▼

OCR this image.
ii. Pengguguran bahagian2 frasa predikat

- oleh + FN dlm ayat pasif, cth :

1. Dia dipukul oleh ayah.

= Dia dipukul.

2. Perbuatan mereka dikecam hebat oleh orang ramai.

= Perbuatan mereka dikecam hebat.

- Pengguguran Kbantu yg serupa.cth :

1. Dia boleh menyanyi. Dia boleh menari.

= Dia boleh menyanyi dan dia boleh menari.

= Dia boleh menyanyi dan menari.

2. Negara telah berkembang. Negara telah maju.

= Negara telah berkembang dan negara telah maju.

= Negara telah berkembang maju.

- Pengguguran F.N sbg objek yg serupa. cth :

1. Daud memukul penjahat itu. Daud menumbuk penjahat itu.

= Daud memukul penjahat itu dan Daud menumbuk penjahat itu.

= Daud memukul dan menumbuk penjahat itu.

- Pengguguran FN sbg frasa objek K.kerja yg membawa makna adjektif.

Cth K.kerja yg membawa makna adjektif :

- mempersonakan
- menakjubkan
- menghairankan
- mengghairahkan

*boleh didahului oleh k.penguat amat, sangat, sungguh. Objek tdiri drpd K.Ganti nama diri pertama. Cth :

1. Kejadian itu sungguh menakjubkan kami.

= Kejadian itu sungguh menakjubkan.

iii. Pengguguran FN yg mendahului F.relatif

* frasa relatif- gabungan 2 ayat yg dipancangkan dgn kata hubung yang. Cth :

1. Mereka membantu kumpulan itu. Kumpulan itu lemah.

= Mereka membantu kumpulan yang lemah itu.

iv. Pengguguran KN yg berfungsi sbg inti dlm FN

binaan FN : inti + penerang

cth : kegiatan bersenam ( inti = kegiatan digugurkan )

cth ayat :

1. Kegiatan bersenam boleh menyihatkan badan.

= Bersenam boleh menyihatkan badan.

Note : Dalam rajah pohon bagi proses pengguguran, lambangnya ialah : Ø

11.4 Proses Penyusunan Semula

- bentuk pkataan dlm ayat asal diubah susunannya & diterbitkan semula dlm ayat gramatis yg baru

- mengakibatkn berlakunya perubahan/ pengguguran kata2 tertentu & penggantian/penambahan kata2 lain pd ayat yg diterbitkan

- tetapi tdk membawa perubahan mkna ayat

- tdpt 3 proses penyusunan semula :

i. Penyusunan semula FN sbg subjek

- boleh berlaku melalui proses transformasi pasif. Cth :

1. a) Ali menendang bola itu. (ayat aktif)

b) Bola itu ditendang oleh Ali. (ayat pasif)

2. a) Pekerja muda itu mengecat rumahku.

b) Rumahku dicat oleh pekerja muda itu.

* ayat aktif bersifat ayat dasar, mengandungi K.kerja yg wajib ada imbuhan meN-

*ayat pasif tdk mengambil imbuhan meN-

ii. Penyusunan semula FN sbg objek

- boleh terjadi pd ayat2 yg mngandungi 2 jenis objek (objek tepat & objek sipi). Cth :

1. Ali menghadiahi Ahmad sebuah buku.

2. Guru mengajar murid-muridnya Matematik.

▲

Write the complete data out, exactly as above.

→ Output of the exercise:
OCR this image.
ii. Pengguguran bahagian2 frasa predikat

- oleh + FN dlm ayat pasif, cth :

1. Dia dipukul oleh ayah.

= Dia dipukul.

2. Perbuatan mereka dikecam hebat oleh orang ramai.

= Perbuatan mereka dikecam hebat.

- Pengguguran Kbantu yg serupa.cth :

1. Dia boleh menyanyi. Dia boleh menari.

= Dia boleh menyanyi dan dia boleh menari.

= Dia boleh menyanyi dan menari.

2. Negara telah berkembang. Negara telah maju.

= Negara telah berkembang dan negara telah maju.

= Negara telah berkembang maju.

- Pengguguran F.N sbg objek yg serupa. cth :

1. Daud memukul penjahat itu. Daud menumbuk penjahat itu.

= Daud memukul penjahat itu dan Daud menumbuk penjahat itu.

= Daud memukul dan menumbuk penjahat itu.

- Pengguguran FN sbg frasa objek K.kerja yg membawa makna adjektif.

Cth K.kerja yg membawa makna adjektif :

- mempersonakan
- menakjubkan
- menghairankan
- mengghairahkan

*boleh didahului oleh k.penguat amat, sangat, sungguh. Objek tdiri drpd K.Ganti nama diri pertama. Cth :

1. Kejadian itu sungguh menakjubkan kami.

= Kejadian itu sungguh menakjubkan.

iii. Pengguguran FN yg mendahului F.relatif

* frasa relatif- gabungan 2 ayat yg dipancangkan dgn kata hubung yang. Cth :

1. Mereka membantu kumpulan itu. Kumpulan itu lemah.

= Mereka membantu kumpulan yang lemah itu.

iv. Pengguguran KN yg berfungsi sbg inti dlm FN

binaan FN : inti + penerang

cth : kegiatan bersenam ( inti = kegiatan digugurkan )

cth ayat :

1. Kegiatan bersenam boleh menyihatkan badan.

= Bersenam boleh menyihatkan badan.

Note : Dalam rajah pohon bagi proses pengguguran, lambangnya ialah : Ø

11.4 Proses Penyusunan Semula

- bentuk pkataan dlm ayat asal diubah susunannya & diterbitkan semula dlm ayat gramatis yg baru

- mengakibatkn berlakunya perubahan/ pengguguran kata2 tertentu & penggantian/penambahan kata2 lain pd ayat yg diterbitkan

- tetapi tdk membawa perubahan mkna ayat

- tdpt 3 proses penyusunan semula :

i. Penyusunan semula FN sbg subjek

- boleh berlaku melalui proses transformasi pasif. Cth :

1. a) Ali menendang bola itu. (ayat aktif)

b) Bola itu ditendang oleh Ali. (ayat pasif)

2. a) Pekerja muda itu mengecat rumahku.

b) Rumahku dicat oleh pekerja muda itu.

* ayat aktif bersifat ayat dasar, mengandungi K.kerja yg wajib ada imbuhan meN-

*ayat pasif tdk mengambil imbuhan meN-

ii. Penyusunan semula FN sbg objek

- boleh terjadi pd ayat2 yg mngandungi 2 jenis objek (objek tepat & objek sipi). Cth :

1. Ali menghadiahi Ahmad sebuah buku.

2. Guru mengajar murid-muridnya Matematik.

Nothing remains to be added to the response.